● **Provided material**:
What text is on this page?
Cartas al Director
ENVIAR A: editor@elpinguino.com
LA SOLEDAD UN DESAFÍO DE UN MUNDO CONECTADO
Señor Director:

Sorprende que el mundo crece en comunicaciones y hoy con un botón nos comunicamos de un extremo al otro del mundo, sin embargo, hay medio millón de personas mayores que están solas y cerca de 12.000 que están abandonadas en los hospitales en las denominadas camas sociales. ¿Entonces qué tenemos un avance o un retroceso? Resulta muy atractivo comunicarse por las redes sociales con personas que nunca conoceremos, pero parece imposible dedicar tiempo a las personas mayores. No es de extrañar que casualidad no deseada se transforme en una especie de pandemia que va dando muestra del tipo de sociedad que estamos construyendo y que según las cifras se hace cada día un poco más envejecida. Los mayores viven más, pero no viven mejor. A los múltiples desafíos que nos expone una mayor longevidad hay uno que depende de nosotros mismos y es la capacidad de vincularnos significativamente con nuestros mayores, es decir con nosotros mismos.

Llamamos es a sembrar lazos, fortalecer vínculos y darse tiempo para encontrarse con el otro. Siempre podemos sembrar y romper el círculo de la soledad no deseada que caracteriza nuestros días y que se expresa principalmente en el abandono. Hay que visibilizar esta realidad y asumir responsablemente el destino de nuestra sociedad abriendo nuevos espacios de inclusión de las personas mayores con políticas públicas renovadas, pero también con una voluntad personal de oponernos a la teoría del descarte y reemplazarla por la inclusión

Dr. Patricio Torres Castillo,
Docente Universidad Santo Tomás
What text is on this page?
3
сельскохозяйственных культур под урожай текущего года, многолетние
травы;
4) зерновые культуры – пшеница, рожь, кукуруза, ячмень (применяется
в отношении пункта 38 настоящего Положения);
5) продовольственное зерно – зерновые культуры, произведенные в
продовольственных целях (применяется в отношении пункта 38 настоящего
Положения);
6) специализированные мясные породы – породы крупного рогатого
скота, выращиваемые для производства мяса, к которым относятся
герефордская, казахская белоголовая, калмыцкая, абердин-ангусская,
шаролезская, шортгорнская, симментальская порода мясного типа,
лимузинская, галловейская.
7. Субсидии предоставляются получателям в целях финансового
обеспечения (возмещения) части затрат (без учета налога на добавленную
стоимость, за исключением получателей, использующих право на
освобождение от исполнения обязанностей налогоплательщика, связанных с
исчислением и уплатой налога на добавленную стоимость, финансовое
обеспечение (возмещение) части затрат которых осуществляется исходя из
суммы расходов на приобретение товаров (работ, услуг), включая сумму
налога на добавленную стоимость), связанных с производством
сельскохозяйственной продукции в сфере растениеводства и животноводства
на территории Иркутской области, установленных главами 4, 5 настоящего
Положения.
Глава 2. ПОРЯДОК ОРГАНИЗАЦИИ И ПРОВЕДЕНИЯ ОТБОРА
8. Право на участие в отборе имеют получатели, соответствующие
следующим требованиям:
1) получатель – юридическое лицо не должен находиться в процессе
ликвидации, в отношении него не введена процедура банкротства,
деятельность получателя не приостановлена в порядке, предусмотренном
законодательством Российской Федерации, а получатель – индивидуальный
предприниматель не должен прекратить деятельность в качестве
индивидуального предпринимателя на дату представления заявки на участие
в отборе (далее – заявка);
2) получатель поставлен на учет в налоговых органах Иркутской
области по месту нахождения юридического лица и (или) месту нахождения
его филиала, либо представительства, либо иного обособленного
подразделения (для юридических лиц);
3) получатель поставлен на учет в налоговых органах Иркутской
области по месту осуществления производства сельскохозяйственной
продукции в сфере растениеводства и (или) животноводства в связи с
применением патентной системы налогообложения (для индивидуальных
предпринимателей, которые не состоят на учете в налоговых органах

● **Task details**: Copy out all the entries shown above, character for character.

● **Exercise answer**:
What text is on this page?
Cartas al Director
ENVIAR A: editor@elpinguino.com
LA SOLEDAD UN DESAFÍO DE UN MUNDO CONECTADO
Señor Director:

Sorprende que el mundo crece en comunicaciones y hoy con un botón nos comunicamos de un extremo al otro del mundo, sin embargo, hay medio millón de personas mayores que están solas y cerca de 12.000 que están abandonadas en los hospitales en las denominadas camas sociales. ¿Entonces qué tenemos un avance o un retroceso? Resulta muy atractivo comunicarse por las redes sociales con personas que nunca conoceremos, pero parece imposible dedicar tiempo a las personas mayores. No es de extrañar que casualidad no deseada se transforme en una especie de pandemia que va dando muestra del tipo de sociedad que estamos construyendo y que según las cifras se hace cada día un poco más envejecida. Los mayores viven más, pero no viven mejor. A los múltiples desafíos que nos expone una mayor longevidad hay uno que depende de nosotros mismos y es la capacidad de vincularnos significativamente con nuestros mayores, es decir con nosotros mismos.

Llamamos es a sembrar lazos, fortalecer vínculos y darse tiempo para encontrarse con el otro. Siempre podemos sembrar y romper el círculo de la soledad no deseada que caracteriza nuestros días y que se expresa principalmente en el abandono. Hay que visibilizar esta realidad y asumir responsablemente el destino de nuestra sociedad abriendo nuevos espacios de inclusión de las personas mayores con políticas públicas renovadas, pero también con una voluntad personal de oponernos a la teoría del descarte y reemplazarla por la inclusión

Dr. Patricio Torres Castillo,
Docente Universidad Santo Tomás
What text is on this page?
3
сельскохозяйственных культур под урожай текущего года, многолетние
травы;
4) зерновые культуры – пшеница, рожь, кукуруза, ячмень (применяется
в отношении пункта 38 настоящего Положения);
5) продовольственное зерно – зерновые культуры, произведенные в
продовольственных целях (применяется в отношении пункта 38 настоящего
Положения);
6) специализированные мясные породы – породы крупного рогатого
скота, выращиваемые для производства мяса, к которым относятся
герефордская, казахская белоголовая, калмыцкая, абердин-ангусская,
шаролезская, шортгорнская, симментальская порода мясного типа,
лимузинская, галловейская.
7. Субсидии предоставляются получателям в целях финансового
обеспечения (возмещения) части затрат (без учета налога на добавленную
стоимость, за исключением получателей, использующих право на
освобождение от исполнения обязанностей налогоплательщика, связанных с
исчислением и уплатой налога на добавленную стоимость, финансовое
обеспечение (возмещение) части затрат которых осуществляется исходя из
суммы расходов на приобретение товаров (работ, услуг), включая сумму
налога на добавленную стоимость), связанных с производством
сельскохозяйственной продукции в сфере растениеводства и животноводства
на территории Иркутской области, установленных главами 4, 5 настоящего
Положения.
Глава 2. ПОРЯДОК ОРГАНИЗАЦИИ И ПРОВЕДЕНИЯ ОТБОРА
8. Право на участие в отборе имеют получатели, соответствующие
следующим требованиям:
1) получатель – юридическое лицо не должен находиться в процессе
ликвидации, в отношении него не введена процедура банкротства,
деятельность получателя не приостановлена в порядке, предусмотренном
законодательством Российской Федерации, а получатель – индивидуальный
предприниматель не должен прекратить деятельность в качестве
индивидуального предпринимателя на дату представления заявки на участие
в отборе (далее – заявка);
2) получатель поставлен на учет в налоговых органах Иркутской
области по месту нахождения юридического лица и (или) месту нахождения
его филиала, либо представительства, либо иного обособленного
подразделения (для юридических лиц);
3) получатель поставлен на учет в налоговых органах Иркутской
области по месту осуществления производства сельскохозяйственной
продукции в сфере растениеводства и (или) животноводства в связи с
применением патентной системы налогообложения (для индивидуальных
предпринимателей, которые не состоят на учете в налоговых органах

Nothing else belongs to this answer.